● **WORK TO BE COMPLETED**
Copy every line of the listing exactly.
--- start INFORMATION SUPPLIED ---
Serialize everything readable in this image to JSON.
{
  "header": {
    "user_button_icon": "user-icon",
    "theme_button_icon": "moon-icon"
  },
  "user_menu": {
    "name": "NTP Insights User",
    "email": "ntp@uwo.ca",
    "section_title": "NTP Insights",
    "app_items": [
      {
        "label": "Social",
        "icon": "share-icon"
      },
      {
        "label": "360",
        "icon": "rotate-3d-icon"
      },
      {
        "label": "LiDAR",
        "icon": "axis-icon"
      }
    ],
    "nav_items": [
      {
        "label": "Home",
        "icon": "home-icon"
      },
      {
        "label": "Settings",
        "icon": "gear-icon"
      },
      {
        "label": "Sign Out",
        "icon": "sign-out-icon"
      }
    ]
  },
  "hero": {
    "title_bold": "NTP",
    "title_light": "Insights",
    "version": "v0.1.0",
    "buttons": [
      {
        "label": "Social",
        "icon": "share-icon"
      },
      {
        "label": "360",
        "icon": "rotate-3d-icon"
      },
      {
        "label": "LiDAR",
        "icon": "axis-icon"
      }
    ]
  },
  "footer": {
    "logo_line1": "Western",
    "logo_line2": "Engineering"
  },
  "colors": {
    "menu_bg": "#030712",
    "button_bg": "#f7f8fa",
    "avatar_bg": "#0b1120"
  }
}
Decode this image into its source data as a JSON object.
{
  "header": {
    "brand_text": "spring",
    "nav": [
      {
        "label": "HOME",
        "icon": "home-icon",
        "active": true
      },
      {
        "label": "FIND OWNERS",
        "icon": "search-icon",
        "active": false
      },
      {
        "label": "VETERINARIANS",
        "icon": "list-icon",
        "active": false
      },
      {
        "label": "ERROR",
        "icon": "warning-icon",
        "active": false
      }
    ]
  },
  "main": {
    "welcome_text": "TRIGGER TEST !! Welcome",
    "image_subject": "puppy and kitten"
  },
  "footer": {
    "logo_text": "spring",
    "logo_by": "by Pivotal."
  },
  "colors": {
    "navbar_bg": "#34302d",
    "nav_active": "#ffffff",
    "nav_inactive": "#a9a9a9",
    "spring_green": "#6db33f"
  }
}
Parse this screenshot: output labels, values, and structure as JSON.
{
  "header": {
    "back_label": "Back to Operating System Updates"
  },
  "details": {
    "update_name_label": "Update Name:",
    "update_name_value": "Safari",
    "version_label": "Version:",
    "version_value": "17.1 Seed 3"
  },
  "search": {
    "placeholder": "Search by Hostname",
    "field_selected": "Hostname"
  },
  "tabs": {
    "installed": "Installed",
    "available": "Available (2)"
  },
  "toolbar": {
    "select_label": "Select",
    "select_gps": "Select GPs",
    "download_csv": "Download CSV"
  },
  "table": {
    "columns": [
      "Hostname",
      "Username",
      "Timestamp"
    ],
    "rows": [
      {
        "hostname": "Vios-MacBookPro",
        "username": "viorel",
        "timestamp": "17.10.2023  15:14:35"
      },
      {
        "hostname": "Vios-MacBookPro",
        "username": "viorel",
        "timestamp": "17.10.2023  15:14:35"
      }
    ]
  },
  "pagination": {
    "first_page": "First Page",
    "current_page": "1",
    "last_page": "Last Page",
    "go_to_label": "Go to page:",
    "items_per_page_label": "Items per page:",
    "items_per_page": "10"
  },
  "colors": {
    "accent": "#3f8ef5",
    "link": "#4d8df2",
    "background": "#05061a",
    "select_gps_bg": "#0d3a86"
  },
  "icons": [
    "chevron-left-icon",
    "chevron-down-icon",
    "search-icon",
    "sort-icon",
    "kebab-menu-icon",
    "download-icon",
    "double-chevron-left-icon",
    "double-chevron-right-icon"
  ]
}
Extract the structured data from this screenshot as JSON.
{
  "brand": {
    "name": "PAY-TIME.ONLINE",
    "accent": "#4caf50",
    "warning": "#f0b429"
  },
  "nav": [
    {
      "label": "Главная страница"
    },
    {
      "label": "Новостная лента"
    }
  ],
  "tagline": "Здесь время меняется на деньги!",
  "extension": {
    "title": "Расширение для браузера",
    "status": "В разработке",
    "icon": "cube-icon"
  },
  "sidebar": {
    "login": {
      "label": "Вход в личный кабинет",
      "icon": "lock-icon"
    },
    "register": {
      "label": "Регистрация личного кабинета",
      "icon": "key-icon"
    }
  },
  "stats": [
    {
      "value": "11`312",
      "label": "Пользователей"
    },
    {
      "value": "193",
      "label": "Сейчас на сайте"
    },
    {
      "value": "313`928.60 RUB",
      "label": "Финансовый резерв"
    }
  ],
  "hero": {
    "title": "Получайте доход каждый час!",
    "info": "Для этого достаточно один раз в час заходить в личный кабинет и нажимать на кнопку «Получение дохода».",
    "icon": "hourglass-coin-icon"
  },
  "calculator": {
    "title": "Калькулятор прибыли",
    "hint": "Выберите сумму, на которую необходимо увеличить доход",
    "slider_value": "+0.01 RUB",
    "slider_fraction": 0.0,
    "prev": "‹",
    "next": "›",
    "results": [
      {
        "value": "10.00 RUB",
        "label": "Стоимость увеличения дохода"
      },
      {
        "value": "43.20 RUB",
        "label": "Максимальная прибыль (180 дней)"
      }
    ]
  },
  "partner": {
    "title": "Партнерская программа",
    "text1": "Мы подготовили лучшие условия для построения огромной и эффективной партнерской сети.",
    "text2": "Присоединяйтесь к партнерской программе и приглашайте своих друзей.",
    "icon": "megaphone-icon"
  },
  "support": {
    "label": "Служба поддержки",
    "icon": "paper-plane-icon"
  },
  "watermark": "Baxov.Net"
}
--- end INFORMATION SUPPLIED ---
● **EXPECTED ANSWER**
Serialize everything readable in this image to JSON.
{
  "header": {
    "user_button_icon": "user-icon",
    "theme_button_icon": "moon-icon"
  },
  "user_menu": {
    "name": "NTP Insights User",
    "email": "ntp@uwo.ca",
    "section_title": "NTP Insights",
    "app_items": [
      {
        "label": "Social",
        "icon": "share-icon"
      },
      {
        "label": "360",
        "icon": "rotate-3d-icon"
      },
      {
        "label": "LiDAR",
        "icon": "axis-icon"
      }
    ],
    "nav_items": [
      {
        "label": "Home",
        "icon": "home-icon"
      },
      {
        "label": "Settings",
        "icon": "gear-icon"
      },
      {
        "label": "Sign Out",
        "icon": "sign-out-icon"
      }
    ]
  },
  "hero": {
    "title_bold": "NTP",
    "title_light": "Insights",
    "version": "v0.1.0",
    "buttons": [
      {
        "label": "Social",
        "icon": "share-icon"
      },
      {
        "label": "360",
        "icon": "rotate-3d-icon"
      },
      {
        "label": "LiDAR",
        "icon": "axis-icon"
      }
    ]
  },
  "footer": {
    "logo_line1": "Western",
    "logo_line2": "Engineering"
  },
  "colors": {
    "menu_bg": "#030712",
    "button_bg": "#f7f8fa",
    "avatar_bg": "#0b1120"
  }
}
Decode this image into its source data as a JSON object.
{
  "header": {
    "brand_text": "spring",
    "nav": [
      {
        "label": "HOME",
        "icon": "home-icon",
        "active": true
      },
      {
        "label": "FIND OWNERS",
        "icon": "search-icon",
        "active": false
      },
      {
        "label": "VETERINARIANS",
        "icon": "list-icon",
        "active": false
      },
      {
        "label": "ERROR",
        "icon": "warning-icon",
        "active": false
      }
    ]
  },
  "main": {
    "welcome_text": "TRIGGER TEST !! Welcome",
    "image_subject": "puppy and kitten"
  },
  "footer": {
    "logo_text": "spring",
    "logo_by": "by Pivotal."
  },
  "colors": {
    "navbar_bg": "#34302d",
    "nav_active": "#ffffff",
    "nav_inactive": "#a9a9a9",
    "spring_green": "#6db33f"
  }
}
Parse this screenshot: output labels, values, and structure as JSON.
{
  "header": {
    "back_label": "Back to Operating System Updates"
  },
  "details": {
    "update_name_label": "Update Name:",
    "update_name_value": "Safari",
    "version_label": "Version:",
    "version_value": "17.1 Seed 3"
  },
  "search": {
    "placeholder": "Search by Hostname",
    "field_selected": "Hostname"
  },
  "tabs": {
    "installed": "Installed",
    "available": "Available (2)"
  },
  "toolbar": {
    "select_label": "Select",
    "select_gps": "Select GPs",
    "download_csv": "Download CSV"
  },
  "table": {
    "columns": [
      "Hostname",
      "Username",
      "Timestamp"
    ],
    "rows": [
      {
        "hostname": "Vios-MacBookPro",
        "username": "viorel",
        "timestamp": "17.10.2023  15:14:35"
      },
      {
        "hostname": "Vios-MacBookPro",
        "username": "viorel",
        "timestamp": "17.10.2023  15:14:35"
      }
    ]
  },
  "pagination": {
    "first_page": "First Page",
    "current_page": "1",
    "last_page": "Last Page",
    "go_to_label": "Go to page:",
    "items_per_page_label": "Items per page:",
    "items_per_page": "10"
  },
  "colors": {
    "accent": "#3f8ef5",
    "link": "#4d8df2",
    "background": "#05061a",
    "select_gps_bg": "#0d3a86"
  },
  "icons": [
    "chevron-left-icon",
    "chevron-down-icon",
    "search-icon",
    "sort-icon",
    "kebab-menu-icon",
    "download-icon",
    "double-chevron-left-icon",
    "double-chevron-right-icon"
  ]
}
Extract the structured data from this screenshot as JSON.
{
  "brand": {
    "name": "PAY-TIME.ONLINE",
    "accent": "#4caf50",
    "warning": "#f0b429"
  },
  "nav": [
    {
      "label": "Главная страница"
    },
    {
      "label": "Новостная лента"
    }
  ],
  "tagline": "Здесь время меняется на деньги!",
  "extension": {
    "title": "Расширение для браузера",
    "status": "В разработке",
    "icon": "cube-icon"
  },
  "sidebar": {
    "login": {
      "label": "Вход в личный кабинет",
      "icon": "lock-icon"
    },
    "register": {
      "label": "Регистрация личного кабинета",
      "icon": "key-icon"
    }
  },
  "stats": [
    {
      "value": "11`312",
      "label": "Пользователей"
    },
    {
      "value": "193",
      "label": "Сейчас на сайте"
    },
    {
      "value": "313`928.60 RUB",
      "label": "Финансовый резерв"
    }
  ],
  "hero": {
    "title": "Получайте доход каждый час!",
    "info": "Для этого достаточно один раз в час заходить в личный кабинет и нажимать на кнопку «Получение дохода».",
    "icon": "hourglass-coin-icon"
  },
  "calculator": {
    "title": "Калькулятор прибыли",
    "hint": "Выберите сумму, на которую необходимо увеличить доход",
    "slider_value": "+0.01 RUB",
    "slider_fraction": 0.0,
    "prev": "‹",
    "next": "›",
    "results": [
      {
        "value": "10.00 RUB",
        "label": "Стоимость увеличения дохода"
      },
      {
        "value": "43.20 RUB",
        "label": "Максимальная прибыль (180 дней)"
      }
    ]
  },
  "partner": {
    "title": "Партнерская программа",
    "text1": "Мы подготовили лучшие условия для построения огромной и эффективной партнерской сети.",
    "text2": "Присоединяйтесь к партнерской программе и приглашайте своих друзей.",
    "icon": "megaphone-icon"
  },
  "support": {
    "label": "Служба поддержки",
    "icon": "paper-plane-icon"
  },
  "watermark": "Baxov.Net"
}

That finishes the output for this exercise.